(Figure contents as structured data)
---

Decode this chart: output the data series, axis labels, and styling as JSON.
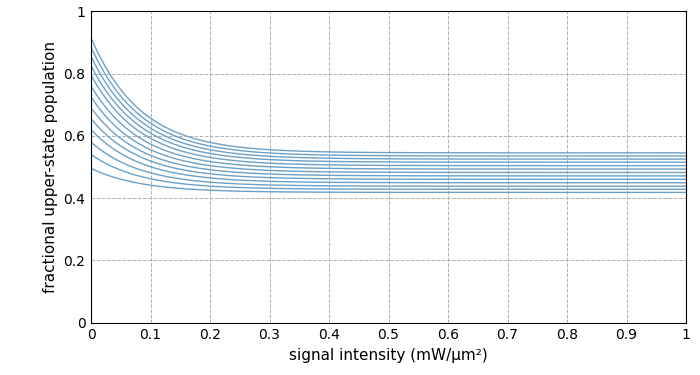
{
  "title": "",
  "xlabel": "signal intensity (mW/μm²)",
  "ylabel": "fractional upper-state population",
  "xlim": [
    0,
    1.0
  ],
  "ylim": [
    0,
    1.0
  ],
  "xticks": [
    0,
    0.1,
    0.2,
    0.3,
    0.4,
    0.5,
    0.6,
    0.7,
    0.8,
    0.9,
    1.0
  ],
  "yticks": [
    0,
    0.2,
    0.4,
    0.6,
    0.8,
    1.0
  ],
  "line_color": "#6CA0C8",
  "background_color": "#ffffff",
  "grid_color": "#B0B0B0",
  "num_curves": 13,
  "y0_values": [
    0.915,
    0.885,
    0.855,
    0.825,
    0.795,
    0.76,
    0.725,
    0.69,
    0.655,
    0.62,
    0.58,
    0.54,
    0.495
  ],
  "y_inf_values": [
    0.545,
    0.535,
    0.525,
    0.515,
    0.504,
    0.493,
    0.482,
    0.471,
    0.46,
    0.449,
    0.438,
    0.428,
    0.418
  ],
  "decay_rates": [
    12.0,
    12.0,
    12.0,
    12.0,
    12.0,
    12.0,
    12.0,
    12.0,
    12.0,
    12.0,
    12.0,
    12.0,
    12.0
  ]
}
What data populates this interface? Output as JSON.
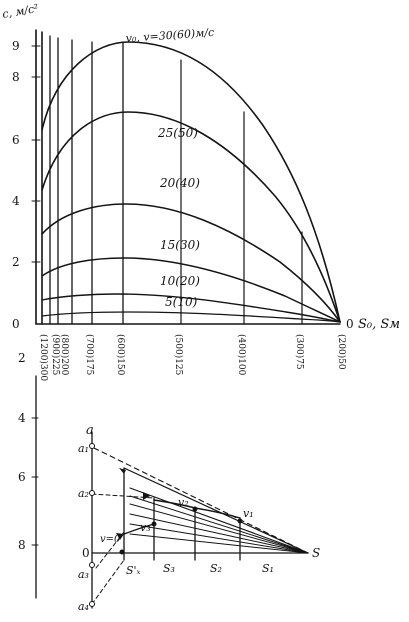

---

- _Do this_: Could you repeat all of the material exactly? Pictures should not be copied.

- _Solution to the problem_:
Decode this chart: output the data series, axis labels, and styling as JSON.
{
  "title": "",
  "xlabel": "signal intensity (mW/μm²)",
  "ylabel": "fractional upper-state population",
  "xlim": [
    0,
    1.0
  ],
  "ylim": [
    0,
    1.0
  ],
  "xticks": [
    0,
    0.1,
    0.2,
    0.3,
    0.4,
    0.5,
    0.6,
    0.7,
    0.8,
    0.9,
    1.0
  ],
  "yticks": [
    0,
    0.2,
    0.4,
    0.6,
    0.8,
    1.0
  ],
  "line_color": "#6CA0C8",
  "background_color": "#ffffff",
  "grid_color": "#B0B0B0",
  "num_curves": 13,
  "y0_values": [
    0.915,
    0.885,
    0.855,
    0.825,
    0.795,
    0.76,
    0.725,
    0.69,
    0.655,
    0.62,
    0.58,
    0.54,
    0.495
  ],
  "y_inf_values": [
    0.545,
    0.535,
    0.525,
    0.515,
    0.504,
    0.493,
    0.482,
    0.471,
    0.46,
    0.449,
    0.438,
    0.428,
    0.418
  ],
  "decay_rates": [
    12.0,
    12.0,
    12.0,
    12.0,
    12.0,
    12.0,
    12.0,
    12.0,
    12.0,
    12.0,
    12.0,
    12.0,
    12.0
  ]
}
What data populates this interface? Output as JSON.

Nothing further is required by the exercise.